Collected data entries
▬▬▬
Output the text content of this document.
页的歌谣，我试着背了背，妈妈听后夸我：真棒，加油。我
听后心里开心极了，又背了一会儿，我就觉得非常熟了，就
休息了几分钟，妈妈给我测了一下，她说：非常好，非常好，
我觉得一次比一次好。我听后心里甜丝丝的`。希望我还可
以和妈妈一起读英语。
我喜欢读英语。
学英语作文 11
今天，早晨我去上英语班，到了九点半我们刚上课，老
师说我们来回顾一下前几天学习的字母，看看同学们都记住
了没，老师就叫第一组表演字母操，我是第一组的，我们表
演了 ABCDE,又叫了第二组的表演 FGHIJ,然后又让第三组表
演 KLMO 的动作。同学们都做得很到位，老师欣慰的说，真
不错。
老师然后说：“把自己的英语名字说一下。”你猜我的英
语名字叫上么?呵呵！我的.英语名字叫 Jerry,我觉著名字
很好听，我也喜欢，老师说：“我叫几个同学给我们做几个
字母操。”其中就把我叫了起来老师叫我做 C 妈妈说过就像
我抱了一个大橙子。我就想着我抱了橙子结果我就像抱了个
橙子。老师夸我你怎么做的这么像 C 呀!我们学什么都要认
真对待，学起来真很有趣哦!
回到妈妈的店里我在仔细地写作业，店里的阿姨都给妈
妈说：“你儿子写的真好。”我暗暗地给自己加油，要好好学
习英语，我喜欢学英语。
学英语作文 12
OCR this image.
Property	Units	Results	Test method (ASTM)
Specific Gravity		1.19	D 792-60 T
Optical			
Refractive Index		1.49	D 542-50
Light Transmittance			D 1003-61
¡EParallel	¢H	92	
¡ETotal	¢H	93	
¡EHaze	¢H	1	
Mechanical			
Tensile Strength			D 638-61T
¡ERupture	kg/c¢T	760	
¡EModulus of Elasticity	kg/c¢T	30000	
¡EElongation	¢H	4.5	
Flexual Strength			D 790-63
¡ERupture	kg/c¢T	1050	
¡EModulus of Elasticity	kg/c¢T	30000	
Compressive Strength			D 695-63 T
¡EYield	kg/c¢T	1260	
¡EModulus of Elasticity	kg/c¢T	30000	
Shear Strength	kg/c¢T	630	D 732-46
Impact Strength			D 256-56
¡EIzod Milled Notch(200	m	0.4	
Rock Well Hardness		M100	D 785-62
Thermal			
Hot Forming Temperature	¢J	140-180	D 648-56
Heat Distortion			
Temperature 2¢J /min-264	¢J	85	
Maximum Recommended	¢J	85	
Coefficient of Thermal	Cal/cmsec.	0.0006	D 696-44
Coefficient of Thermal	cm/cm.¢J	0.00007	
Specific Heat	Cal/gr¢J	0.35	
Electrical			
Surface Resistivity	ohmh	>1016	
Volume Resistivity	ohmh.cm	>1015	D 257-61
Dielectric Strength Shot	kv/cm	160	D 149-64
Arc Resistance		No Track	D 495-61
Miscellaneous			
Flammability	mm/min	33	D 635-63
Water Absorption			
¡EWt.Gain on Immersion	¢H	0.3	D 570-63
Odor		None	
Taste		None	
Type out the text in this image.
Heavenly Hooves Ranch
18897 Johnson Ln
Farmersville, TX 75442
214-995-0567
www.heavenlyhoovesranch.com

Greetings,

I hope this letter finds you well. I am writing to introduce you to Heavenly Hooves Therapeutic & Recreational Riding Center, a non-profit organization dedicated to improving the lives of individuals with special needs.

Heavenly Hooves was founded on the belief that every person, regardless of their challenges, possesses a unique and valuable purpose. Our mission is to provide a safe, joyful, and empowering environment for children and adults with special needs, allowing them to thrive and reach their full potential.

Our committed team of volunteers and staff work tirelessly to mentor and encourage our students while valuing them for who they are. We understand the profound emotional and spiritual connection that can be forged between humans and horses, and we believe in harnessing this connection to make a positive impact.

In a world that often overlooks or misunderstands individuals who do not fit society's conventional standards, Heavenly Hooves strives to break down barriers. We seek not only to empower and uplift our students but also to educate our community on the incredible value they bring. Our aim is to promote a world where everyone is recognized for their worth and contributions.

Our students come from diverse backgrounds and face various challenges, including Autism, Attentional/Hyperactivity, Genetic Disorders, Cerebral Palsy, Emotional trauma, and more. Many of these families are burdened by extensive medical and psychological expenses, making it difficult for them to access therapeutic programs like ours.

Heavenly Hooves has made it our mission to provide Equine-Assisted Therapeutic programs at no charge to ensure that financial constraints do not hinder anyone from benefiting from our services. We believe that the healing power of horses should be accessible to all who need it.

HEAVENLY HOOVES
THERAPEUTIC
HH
▬▬▬
WHAT TO DO - Produce a verbatim transcription of the entries above.

THE SOLUTION -
Output the text content of this document.
页的歌谣，我试着背了背，妈妈听后夸我：真棒，加油。我
听后心里开心极了，又背了一会儿，我就觉得非常熟了，就
休息了几分钟，妈妈给我测了一下，她说：非常好，非常好，
我觉得一次比一次好。我听后心里甜丝丝的`。希望我还可
以和妈妈一起读英语。
我喜欢读英语。
学英语作文 11
今天，早晨我去上英语班，到了九点半我们刚上课，老
师说我们来回顾一下前几天学习的字母，看看同学们都记住
了没，老师就叫第一组表演字母操，我是第一组的，我们表
演了 ABCDE,又叫了第二组的表演 FGHIJ,然后又让第三组表
演 KLMO 的动作。同学们都做得很到位，老师欣慰的说，真
不错。
老师然后说：“把自己的英语名字说一下。”你猜我的英
语名字叫上么?呵呵！我的.英语名字叫 Jerry,我觉著名字
很好听，我也喜欢，老师说：“我叫几个同学给我们做几个
字母操。”其中就把我叫了起来老师叫我做 C 妈妈说过就像
我抱了一个大橙子。我就想着我抱了橙子结果我就像抱了个
橙子。老师夸我你怎么做的这么像 C 呀!我们学什么都要认
真对待，学起来真很有趣哦!
回到妈妈的店里我在仔细地写作业，店里的阿姨都给妈
妈说：“你儿子写的真好。”我暗暗地给自己加油，要好好学
习英语，我喜欢学英语。
学英语作文 12
OCR this image.
Property	Units	Results	Test method (ASTM)
Specific Gravity		1.19	D 792-60 T
Optical			
Refractive Index		1.49	D 542-50
Light Transmittance			D 1003-61
¡EParallel	¢H	92	
¡ETotal	¢H	93	
¡EHaze	¢H	1	
Mechanical			
Tensile Strength			D 638-61T
¡ERupture	kg/c¢T	760	
¡EModulus of Elasticity	kg/c¢T	30000	
¡EElongation	¢H	4.5	
Flexual Strength			D 790-63
¡ERupture	kg/c¢T	1050	
¡EModulus of Elasticity	kg/c¢T	30000	
Compressive Strength			D 695-63 T
¡EYield	kg/c¢T	1260	
¡EModulus of Elasticity	kg/c¢T	30000	
Shear Strength	kg/c¢T	630	D 732-46
Impact Strength			D 256-56
¡EIzod Milled Notch(200	m	0.4	
Rock Well Hardness		M100	D 785-62
Thermal			
Hot Forming Temperature	¢J	140-180	D 648-56
Heat Distortion			
Temperature 2¢J /min-264	¢J	85	
Maximum Recommended	¢J	85	
Coefficient of Thermal	Cal/cmsec.	0.0006	D 696-44
Coefficient of Thermal	cm/cm.¢J	0.00007	
Specific Heat	Cal/gr¢J	0.35	
Electrical			
Surface Resistivity	ohmh	>1016	
Volume Resistivity	ohmh.cm	>1015	D 257-61
Dielectric Strength Shot	kv/cm	160	D 149-64
Arc Resistance		No Track	D 495-61
Miscellaneous			
Flammability	mm/min	33	D 635-63
Water Absorption			
¡EWt.Gain on Immersion	¢H	0.3	D 570-63
Odor		None	
Taste		None	
Type out the text in this image.
Heavenly Hooves Ranch
18897 Johnson Ln
Farmersville, TX 75442
214-995-0567
www.heavenlyhoovesranch.com

Greetings,

I hope this letter finds you well. I am writing to introduce you to Heavenly Hooves Therapeutic & Recreational Riding Center, a non-profit organization dedicated to improving the lives of individuals with special needs.

Heavenly Hooves was founded on the belief that every person, regardless of their challenges, possesses a unique and valuable purpose. Our mission is to provide a safe, joyful, and empowering environment for children and adults with special needs, allowing them to thrive and reach their full potential.

Our committed team of volunteers and staff work tirelessly to mentor and encourage our students while valuing them for who they are. We understand the profound emotional and spiritual connection that can be forged between humans and horses, and we believe in harnessing this connection to make a positive impact.

In a world that often overlooks or misunderstands individuals who do not fit society's conventional standards, Heavenly Hooves strives to break down barriers. We seek not only to empower and uplift our students but also to educate our community on the incredible value they bring. Our aim is to promote a world where everyone is recognized for their worth and contributions.

Our students come from diverse backgrounds and face various challenges, including Autism, Attentional/Hyperactivity, Genetic Disorders, Cerebral Palsy, Emotional trauma, and more. Many of these families are burdened by extensive medical and psychological expenses, making it difficult for them to access therapeutic programs like ours.

Heavenly Hooves has made it our mission to provide Equine-Assisted Therapeutic programs at no charge to ensure that financial constraints do not hinder anyone from benefiting from our services. We believe that the healing power of horses should be accessible to all who need it.

HEAVENLY HOOVES
THERAPEUTIC
HH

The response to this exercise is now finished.